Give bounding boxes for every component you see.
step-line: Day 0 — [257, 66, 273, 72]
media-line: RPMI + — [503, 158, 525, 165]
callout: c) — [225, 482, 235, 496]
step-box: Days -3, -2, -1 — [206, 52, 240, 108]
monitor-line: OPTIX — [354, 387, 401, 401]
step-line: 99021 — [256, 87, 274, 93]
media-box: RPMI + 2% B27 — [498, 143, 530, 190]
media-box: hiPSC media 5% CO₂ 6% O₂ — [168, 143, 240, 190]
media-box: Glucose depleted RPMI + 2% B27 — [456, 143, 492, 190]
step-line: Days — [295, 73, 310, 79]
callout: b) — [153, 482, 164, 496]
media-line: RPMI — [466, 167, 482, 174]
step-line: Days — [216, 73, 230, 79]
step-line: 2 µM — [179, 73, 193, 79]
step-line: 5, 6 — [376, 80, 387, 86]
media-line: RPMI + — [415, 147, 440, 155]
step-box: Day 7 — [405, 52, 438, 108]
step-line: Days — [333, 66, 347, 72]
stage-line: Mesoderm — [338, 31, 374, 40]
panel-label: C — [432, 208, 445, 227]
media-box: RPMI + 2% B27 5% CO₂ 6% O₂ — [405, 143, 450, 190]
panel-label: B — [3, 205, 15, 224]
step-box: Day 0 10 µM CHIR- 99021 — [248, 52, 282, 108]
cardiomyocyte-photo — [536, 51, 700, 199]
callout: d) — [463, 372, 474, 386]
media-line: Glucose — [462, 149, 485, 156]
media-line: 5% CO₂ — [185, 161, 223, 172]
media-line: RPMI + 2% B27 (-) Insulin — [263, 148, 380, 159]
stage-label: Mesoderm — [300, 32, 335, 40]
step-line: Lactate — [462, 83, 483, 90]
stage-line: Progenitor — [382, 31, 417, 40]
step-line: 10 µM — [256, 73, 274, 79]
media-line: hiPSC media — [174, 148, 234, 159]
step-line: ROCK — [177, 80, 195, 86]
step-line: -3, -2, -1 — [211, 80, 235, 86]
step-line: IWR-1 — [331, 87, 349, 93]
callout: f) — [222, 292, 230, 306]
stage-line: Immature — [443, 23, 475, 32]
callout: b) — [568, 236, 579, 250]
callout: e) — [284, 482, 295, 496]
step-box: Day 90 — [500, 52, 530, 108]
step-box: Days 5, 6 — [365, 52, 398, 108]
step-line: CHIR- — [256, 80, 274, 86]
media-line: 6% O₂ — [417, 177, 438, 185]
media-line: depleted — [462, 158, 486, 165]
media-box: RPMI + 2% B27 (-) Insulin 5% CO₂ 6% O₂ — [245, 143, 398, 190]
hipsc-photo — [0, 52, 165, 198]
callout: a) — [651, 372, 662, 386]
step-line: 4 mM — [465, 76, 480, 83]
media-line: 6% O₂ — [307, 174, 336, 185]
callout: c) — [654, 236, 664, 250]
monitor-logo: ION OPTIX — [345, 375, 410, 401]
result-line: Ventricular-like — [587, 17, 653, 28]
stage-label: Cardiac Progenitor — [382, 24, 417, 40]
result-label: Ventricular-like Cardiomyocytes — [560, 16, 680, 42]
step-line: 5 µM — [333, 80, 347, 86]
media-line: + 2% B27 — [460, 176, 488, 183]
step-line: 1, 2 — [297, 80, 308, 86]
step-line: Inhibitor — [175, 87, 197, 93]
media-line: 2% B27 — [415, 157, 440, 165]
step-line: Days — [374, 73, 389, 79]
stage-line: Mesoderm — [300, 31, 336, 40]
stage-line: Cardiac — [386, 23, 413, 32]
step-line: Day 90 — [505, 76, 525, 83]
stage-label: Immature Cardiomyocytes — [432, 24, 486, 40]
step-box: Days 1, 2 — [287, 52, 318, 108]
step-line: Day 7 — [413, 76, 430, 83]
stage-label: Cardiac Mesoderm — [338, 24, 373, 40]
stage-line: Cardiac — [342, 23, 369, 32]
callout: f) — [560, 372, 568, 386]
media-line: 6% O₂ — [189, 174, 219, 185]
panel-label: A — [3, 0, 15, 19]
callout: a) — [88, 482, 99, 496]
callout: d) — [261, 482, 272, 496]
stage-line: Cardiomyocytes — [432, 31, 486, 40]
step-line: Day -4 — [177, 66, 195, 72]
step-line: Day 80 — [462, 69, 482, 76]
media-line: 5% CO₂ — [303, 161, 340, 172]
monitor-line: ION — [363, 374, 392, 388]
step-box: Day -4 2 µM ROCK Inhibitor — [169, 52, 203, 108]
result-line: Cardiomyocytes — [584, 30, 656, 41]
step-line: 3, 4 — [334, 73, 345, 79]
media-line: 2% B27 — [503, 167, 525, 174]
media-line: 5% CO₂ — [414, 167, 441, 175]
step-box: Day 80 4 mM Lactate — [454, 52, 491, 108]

────

DIRECTION: Swap every occurrence of "media-line" for "medium-line" across all the records above, and reproduce every line with nothing else altered.

RESPONSE FOR THIS EXERCISE:
Give bounding boxes for every component you see.
step-line: Day 0 — [257, 66, 273, 72]
medium-line: RPMI + — [503, 158, 525, 165]
callout: c) — [225, 482, 235, 496]
step-box: Days -3, -2, -1 — [206, 52, 240, 108]
monitor-line: OPTIX — [354, 387, 401, 401]
step-line: 99021 — [256, 87, 274, 93]
media-box: RPMI + 2% B27 — [498, 143, 530, 190]
media-box: hiPSC media 5% CO₂ 6% O₂ — [168, 143, 240, 190]
media-box: Glucose depleted RPMI + 2% B27 — [456, 143, 492, 190]
step-line: Days — [295, 73, 310, 79]
callout: b) — [153, 482, 164, 496]
medium-line: RPMI — [466, 167, 482, 174]
step-line: Days — [216, 73, 230, 79]
step-line: 2 µM — [179, 73, 193, 79]
step-line: 5, 6 — [376, 80, 387, 86]
medium-line: RPMI + — [415, 147, 440, 155]
step-box: Day 7 — [405, 52, 438, 108]
step-line: Days — [333, 66, 347, 72]
stage-line: Mesoderm — [338, 31, 374, 40]
panel-label: C — [432, 208, 445, 227]
media-box: RPMI + 2% B27 5% CO₂ 6% O₂ — [405, 143, 450, 190]
panel-label: B — [3, 205, 15, 224]
step-box: Day 0 10 µM CHIR- 99021 — [248, 52, 282, 108]
cardiomyocyte-photo — [536, 51, 700, 199]
callout: d) — [463, 372, 474, 386]
medium-line: Glucose — [462, 149, 485, 156]
medium-line: 5% CO₂ — [185, 161, 223, 172]
medium-line: RPMI + 2% B27 (-) Insulin — [263, 148, 380, 159]
stage-label: Mesoderm — [300, 32, 335, 40]
step-line: Lactate — [462, 83, 483, 90]
stage-line: Progenitor — [382, 31, 417, 40]
step-line: 10 µM — [256, 73, 274, 79]
medium-line: hiPSC media — [174, 148, 234, 159]
step-line: ROCK — [177, 80, 195, 86]
step-line: -3, -2, -1 — [211, 80, 235, 86]
step-line: IWR-1 — [331, 87, 349, 93]
callout: f) — [222, 292, 230, 306]
stage-line: Immature — [443, 23, 475, 32]
callout: b) — [568, 236, 579, 250]
callout: e) — [284, 482, 295, 496]
step-box: Day 90 — [500, 52, 530, 108]
step-box: Days 5, 6 — [365, 52, 398, 108]
step-line: CHIR- — [256, 80, 274, 86]
medium-line: 6% O₂ — [417, 177, 438, 185]
medium-line: depleted — [462, 158, 486, 165]
media-box: RPMI + 2% B27 (-) Insulin 5% CO₂ 6% O₂ — [245, 143, 398, 190]
hipsc-photo — [0, 52, 165, 198]
callout: a) — [651, 372, 662, 386]
step-line: 4 mM — [465, 76, 480, 83]
medium-line: 6% O₂ — [307, 174, 336, 185]
callout: c) — [654, 236, 664, 250]
monitor-logo: ION OPTIX — [345, 375, 410, 401]
result-line: Ventricular-like — [587, 17, 653, 28]
stage-label: Cardiac Progenitor — [382, 24, 417, 40]
result-label: Ventricular-like Cardiomyocytes — [560, 16, 680, 42]
step-line: 5 µM — [333, 80, 347, 86]
medium-line: + 2% B27 — [460, 176, 488, 183]
step-line: 1, 2 — [297, 80, 308, 86]
step-line: Inhibitor — [175, 87, 197, 93]
medium-line: 2% B27 — [415, 157, 440, 165]
step-line: Days — [374, 73, 389, 79]
stage-line: Mesoderm — [300, 31, 336, 40]
stage-line: Cardiac — [386, 23, 413, 32]
step-line: Day 90 — [505, 76, 525, 83]
stage-label: Immature Cardiomyocytes — [432, 24, 486, 40]
step-box: Days 1, 2 — [287, 52, 318, 108]
step-line: Day 7 — [413, 76, 430, 83]
stage-label: Cardiac Mesoderm — [338, 24, 373, 40]
stage-line: Cardiac — [342, 23, 369, 32]
callout: f) — [560, 372, 568, 386]
medium-line: 6% O₂ — [189, 174, 219, 185]
panel-label: A — [3, 0, 15, 19]
callout: a) — [88, 482, 99, 496]
callout: d) — [261, 482, 272, 496]
stage-line: Cardiomyocytes — [432, 31, 486, 40]
step-line: Day -4 — [177, 66, 195, 72]
step-line: Day 80 — [462, 69, 482, 76]
medium-line: 5% CO₂ — [303, 161, 340, 172]
monitor-line: ION — [363, 374, 392, 388]
step-box: Day -4 2 µM ROCK Inhibitor — [169, 52, 203, 108]
result-line: Cardiomyocytes — [584, 30, 656, 41]
step-line: 3, 4 — [334, 73, 345, 79]
medium-line: 2% B27 — [503, 167, 525, 174]
medium-line: 5% CO₂ — [414, 167, 441, 175]
step-box: Day 80 4 mM Lactate — [454, 52, 491, 108]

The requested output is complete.